Set problem. All records should be reproduced verbatim.

The data.
'''

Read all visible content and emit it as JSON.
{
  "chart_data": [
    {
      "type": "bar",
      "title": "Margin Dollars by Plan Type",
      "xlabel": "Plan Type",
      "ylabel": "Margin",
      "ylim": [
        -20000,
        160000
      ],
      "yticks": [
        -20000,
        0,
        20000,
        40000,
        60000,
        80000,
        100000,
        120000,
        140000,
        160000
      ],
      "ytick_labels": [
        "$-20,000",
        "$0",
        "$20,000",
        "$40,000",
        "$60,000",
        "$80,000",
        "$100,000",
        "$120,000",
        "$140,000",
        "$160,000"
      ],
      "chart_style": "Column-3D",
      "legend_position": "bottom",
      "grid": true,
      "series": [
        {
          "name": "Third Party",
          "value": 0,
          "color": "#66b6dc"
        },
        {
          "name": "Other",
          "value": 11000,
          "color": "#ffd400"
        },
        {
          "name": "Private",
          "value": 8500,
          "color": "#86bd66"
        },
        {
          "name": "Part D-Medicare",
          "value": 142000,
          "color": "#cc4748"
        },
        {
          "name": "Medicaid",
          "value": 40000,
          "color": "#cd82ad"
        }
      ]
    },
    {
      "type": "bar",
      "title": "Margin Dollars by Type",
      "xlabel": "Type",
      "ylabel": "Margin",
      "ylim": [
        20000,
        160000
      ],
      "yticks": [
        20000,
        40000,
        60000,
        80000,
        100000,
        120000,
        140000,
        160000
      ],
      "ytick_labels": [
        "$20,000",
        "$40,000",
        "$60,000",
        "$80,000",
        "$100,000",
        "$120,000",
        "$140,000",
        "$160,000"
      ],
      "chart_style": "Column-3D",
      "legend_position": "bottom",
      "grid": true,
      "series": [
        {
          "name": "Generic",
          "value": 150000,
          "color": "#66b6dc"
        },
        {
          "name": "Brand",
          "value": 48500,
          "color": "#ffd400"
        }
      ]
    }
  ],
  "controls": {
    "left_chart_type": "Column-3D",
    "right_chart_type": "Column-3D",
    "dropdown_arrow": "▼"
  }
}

'''

Solution to this task.
Read all visible content and emit it as JSON.
{
  "chart_data": [
    {
      "type": "bar",
      "title": "Margin Dollars by Plan Type",
      "xlabel": "Plan Type",
      "ylabel": "Margin",
      "ylim": [
        -20000,
        160000
      ],
      "yticks": [
        -20000,
        0,
        20000,
        40000,
        60000,
        80000,
        100000,
        120000,
        140000,
        160000
      ],
      "ytick_labels": [
        "$-20,000",
        "$0",
        "$20,000",
        "$40,000",
        "$60,000",
        "$80,000",
        "$100,000",
        "$120,000",
        "$140,000",
        "$160,000"
      ],
      "chart_style": "Column-3D",
      "legend_position": "bottom",
      "grid": true,
      "series": [
        {
          "name": "Third Party",
          "value": 0,
          "color": "#66b6dc"
        },
        {
          "name": "Other",
          "value": 11000,
          "color": "#ffd400"
        },
        {
          "name": "Private",
          "value": 8500,
          "color": "#86bd66"
        },
        {
          "name": "Part D-Medicare",
          "value": 142000,
          "color": "#cc4748"
        },
        {
          "name": "Medicaid",
          "value": 40000,
          "color": "#cd82ad"
        }
      ]
    },
    {
      "type": "bar",
      "title": "Margin Dollars by Type",
      "xlabel": "Type",
      "ylabel": "Margin",
      "ylim": [
        20000,
        160000
      ],
      "yticks": [
        20000,
        40000,
        60000,
        80000,
        100000,
        120000,
        140000,
        160000
      ],
      "ytick_labels": [
        "$20,000",
        "$40,000",
        "$60,000",
        "$80,000",
        "$100,000",
        "$120,000",
        "$140,000",
        "$160,000"
      ],
      "chart_style": "Column-3D",
      "legend_position": "bottom",
      "grid": true,
      "series": [
        {
          "name": "Generic",
          "value": 150000,
          "color": "#66b6dc"
        },
        {
          "name": "Brand",
          "value": 48500,
          "color": "#ffd400"
        }
      ]
    }
  ],
  "controls": {
    "left_chart_type": "Column-3D",
    "right_chart_type": "Column-3D",
    "dropdown_arrow": "▼"
  }
}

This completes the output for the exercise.